### Directions
Every entry here needs to be repeated exactly.
┌──
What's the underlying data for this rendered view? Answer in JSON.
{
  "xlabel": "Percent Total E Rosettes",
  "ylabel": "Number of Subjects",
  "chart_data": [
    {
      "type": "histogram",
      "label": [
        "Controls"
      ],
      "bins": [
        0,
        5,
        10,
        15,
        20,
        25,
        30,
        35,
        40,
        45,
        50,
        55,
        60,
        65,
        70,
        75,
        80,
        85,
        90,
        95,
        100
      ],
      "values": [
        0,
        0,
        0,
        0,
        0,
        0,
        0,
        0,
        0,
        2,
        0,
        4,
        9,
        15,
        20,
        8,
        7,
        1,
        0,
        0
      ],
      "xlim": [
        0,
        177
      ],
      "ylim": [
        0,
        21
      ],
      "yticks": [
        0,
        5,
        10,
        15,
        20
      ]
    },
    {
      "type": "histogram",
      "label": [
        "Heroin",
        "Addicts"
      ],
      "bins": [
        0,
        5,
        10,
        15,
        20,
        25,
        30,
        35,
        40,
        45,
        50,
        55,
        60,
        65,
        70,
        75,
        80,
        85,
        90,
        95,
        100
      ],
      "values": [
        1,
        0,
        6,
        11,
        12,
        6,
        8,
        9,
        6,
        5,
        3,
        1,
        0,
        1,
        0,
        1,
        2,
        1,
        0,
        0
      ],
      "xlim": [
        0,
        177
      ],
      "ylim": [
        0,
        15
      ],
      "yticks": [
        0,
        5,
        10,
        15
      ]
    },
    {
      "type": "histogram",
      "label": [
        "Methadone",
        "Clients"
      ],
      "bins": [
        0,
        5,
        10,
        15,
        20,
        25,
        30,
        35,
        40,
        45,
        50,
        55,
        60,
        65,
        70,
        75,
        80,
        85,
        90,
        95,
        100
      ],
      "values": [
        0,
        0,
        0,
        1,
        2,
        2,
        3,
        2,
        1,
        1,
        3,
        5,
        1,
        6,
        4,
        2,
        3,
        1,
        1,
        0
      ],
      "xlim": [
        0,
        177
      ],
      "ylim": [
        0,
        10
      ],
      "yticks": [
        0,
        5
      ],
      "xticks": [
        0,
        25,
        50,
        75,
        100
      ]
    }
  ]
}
└──
### Answer to the task
What's the underlying data for this rendered view? Answer in JSON.
{
  "xlabel": "Percent Total E Rosettes",
  "ylabel": "Number of Subjects",
  "chart_data": [
    {
      "type": "histogram",
      "label": [
        "Controls"
      ],
      "bins": [
        0,
        5,
        10,
        15,
        20,
        25,
        30,
        35,
        40,
        45,
        50,
        55,
        60,
        65,
        70,
        75,
        80,
        85,
        90,
        95,
        100
      ],
      "values": [
        0,
        0,
        0,
        0,
        0,
        0,
        0,
        0,
        0,
        2,
        0,
        4,
        9,
        15,
        20,
        8,
        7,
        1,
        0,
        0
      ],
      "xlim": [
        0,
        177
      ],
      "ylim": [
        0,
        21
      ],
      "yticks": [
        0,
        5,
        10,
        15,
        20
      ]
    },
    {
      "type": "histogram",
      "label": [
        "Heroin",
        "Addicts"
      ],
      "bins": [
        0,
        5,
        10,
        15,
        20,
        25,
        30,
        35,
        40,
        45,
        50,
        55,
        60,
        65,
        70,
        75,
        80,
        85,
        90,
        95,
        100
      ],
      "values": [
        1,
        0,
        6,
        11,
        12,
        6,
        8,
        9,
        6,
        5,
        3,
        1,
        0,
        1,
        0,
        1,
        2,
        1,
        0,
        0
      ],
      "xlim": [
        0,
        177
      ],
      "ylim": [
        0,
        15
      ],
      "yticks": [
        0,
        5,
        10,
        15
      ]
    },
    {
      "type": "histogram",
      "label": [
        "Methadone",
        "Clients"
      ],
      "bins": [
        0,
        5,
        10,
        15,
        20,
        25,
        30,
        35,
        40,
        45,
        50,
        55,
        60,
        65,
        70,
        75,
        80,
        85,
        90,
        95,
        100
      ],
      "values": [
        0,
        0,
        0,
        1,
        2,
        2,
        3,
        2,
        1,
        1,
        3,
        5,
        1,
        6,
        4,
        2,
        3,
        1,
        1,
        0
      ],
      "xlim": [
        0,
        177
      ],
      "ylim": [
        0,
        10
      ],
      "yticks": [
        0,
        5
      ],
      "xticks": [
        0,
        25,
        50,
        75,
        100
      ]
    }
  ]
}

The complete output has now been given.